# [WRITTEN TASK]
Filter these entries so that only lines with the word "true" remain.

--

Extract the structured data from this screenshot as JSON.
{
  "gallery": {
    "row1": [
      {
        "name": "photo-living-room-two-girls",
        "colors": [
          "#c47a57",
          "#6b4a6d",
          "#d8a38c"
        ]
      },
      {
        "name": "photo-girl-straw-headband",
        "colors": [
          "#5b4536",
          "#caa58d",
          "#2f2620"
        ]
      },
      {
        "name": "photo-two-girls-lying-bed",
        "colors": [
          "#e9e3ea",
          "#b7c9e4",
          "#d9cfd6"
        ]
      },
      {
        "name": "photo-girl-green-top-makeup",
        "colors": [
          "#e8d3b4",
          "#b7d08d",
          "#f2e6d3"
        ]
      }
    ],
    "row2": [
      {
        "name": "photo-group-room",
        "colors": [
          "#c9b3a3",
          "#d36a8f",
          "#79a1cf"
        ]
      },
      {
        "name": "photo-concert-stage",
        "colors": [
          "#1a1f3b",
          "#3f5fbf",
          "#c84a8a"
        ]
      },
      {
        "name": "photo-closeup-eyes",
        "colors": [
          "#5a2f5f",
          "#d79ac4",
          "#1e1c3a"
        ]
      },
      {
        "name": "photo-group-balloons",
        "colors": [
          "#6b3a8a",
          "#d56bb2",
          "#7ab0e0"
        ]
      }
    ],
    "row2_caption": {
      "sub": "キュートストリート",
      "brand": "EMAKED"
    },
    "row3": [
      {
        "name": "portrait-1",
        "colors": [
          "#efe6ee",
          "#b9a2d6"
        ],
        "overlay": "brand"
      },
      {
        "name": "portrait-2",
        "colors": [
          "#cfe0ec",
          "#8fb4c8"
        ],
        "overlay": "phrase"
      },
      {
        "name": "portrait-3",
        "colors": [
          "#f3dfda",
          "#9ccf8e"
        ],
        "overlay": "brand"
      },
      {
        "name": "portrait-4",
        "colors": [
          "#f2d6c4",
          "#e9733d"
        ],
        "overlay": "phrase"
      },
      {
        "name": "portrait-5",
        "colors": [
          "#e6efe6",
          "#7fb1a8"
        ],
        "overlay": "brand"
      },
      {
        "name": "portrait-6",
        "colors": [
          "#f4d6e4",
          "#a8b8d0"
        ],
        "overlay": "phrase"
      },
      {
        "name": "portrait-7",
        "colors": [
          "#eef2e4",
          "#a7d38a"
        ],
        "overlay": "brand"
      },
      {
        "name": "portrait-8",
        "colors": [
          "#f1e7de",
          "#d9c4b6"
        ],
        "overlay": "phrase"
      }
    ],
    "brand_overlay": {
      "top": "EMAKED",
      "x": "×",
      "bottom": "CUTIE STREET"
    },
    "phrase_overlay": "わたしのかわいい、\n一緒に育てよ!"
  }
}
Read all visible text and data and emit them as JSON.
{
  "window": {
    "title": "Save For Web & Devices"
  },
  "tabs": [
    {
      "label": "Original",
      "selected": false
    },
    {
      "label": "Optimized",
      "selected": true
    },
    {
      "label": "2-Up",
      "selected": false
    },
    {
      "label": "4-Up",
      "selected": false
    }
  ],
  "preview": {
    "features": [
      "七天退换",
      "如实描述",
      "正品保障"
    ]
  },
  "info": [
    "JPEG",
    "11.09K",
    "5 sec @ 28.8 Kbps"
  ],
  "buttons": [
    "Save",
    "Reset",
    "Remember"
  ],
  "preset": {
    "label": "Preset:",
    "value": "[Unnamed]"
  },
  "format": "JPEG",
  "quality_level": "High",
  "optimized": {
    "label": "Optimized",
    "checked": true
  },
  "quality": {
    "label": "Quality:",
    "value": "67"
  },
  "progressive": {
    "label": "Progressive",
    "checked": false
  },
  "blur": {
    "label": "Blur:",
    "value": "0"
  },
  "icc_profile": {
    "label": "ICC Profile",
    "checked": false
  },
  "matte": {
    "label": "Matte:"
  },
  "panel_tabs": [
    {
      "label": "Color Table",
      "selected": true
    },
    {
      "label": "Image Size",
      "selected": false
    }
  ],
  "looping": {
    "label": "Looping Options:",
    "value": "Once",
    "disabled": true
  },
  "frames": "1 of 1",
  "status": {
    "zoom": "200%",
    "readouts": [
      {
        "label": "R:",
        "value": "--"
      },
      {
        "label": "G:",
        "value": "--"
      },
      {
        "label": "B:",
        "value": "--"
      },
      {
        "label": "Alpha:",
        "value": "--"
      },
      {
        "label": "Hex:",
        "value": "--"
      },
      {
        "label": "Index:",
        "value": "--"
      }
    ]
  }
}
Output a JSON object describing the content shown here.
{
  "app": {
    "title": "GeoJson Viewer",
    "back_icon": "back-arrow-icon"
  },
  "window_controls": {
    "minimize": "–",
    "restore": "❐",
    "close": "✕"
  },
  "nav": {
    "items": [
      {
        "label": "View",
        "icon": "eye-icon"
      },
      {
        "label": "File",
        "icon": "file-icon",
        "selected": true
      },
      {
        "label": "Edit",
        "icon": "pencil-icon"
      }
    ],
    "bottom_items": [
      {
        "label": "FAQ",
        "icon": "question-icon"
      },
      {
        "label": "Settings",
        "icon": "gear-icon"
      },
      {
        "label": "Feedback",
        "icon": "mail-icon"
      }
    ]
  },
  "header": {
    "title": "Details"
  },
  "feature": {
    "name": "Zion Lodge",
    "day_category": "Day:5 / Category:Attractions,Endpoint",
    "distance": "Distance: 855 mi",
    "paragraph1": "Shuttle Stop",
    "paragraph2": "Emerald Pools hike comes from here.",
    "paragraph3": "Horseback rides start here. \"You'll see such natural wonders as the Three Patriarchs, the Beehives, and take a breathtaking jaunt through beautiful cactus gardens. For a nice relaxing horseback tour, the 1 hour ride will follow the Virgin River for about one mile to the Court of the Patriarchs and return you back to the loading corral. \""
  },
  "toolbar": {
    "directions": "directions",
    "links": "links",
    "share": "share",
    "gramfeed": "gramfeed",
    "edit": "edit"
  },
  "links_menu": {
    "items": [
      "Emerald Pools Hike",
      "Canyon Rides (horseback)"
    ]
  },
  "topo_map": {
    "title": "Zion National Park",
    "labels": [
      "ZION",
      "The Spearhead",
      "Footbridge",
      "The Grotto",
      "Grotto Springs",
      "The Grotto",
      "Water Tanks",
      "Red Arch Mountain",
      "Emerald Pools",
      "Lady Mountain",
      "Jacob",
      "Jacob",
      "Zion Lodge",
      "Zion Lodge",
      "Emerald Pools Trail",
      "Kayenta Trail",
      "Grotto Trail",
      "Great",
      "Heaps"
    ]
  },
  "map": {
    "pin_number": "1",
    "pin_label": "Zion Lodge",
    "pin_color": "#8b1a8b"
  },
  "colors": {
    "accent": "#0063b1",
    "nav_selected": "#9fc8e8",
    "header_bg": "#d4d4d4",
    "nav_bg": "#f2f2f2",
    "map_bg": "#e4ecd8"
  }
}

--

# [RESPONSE]
      "selected": true
    "checked": true
      "selected": true
    "disabled": true
        "selected": true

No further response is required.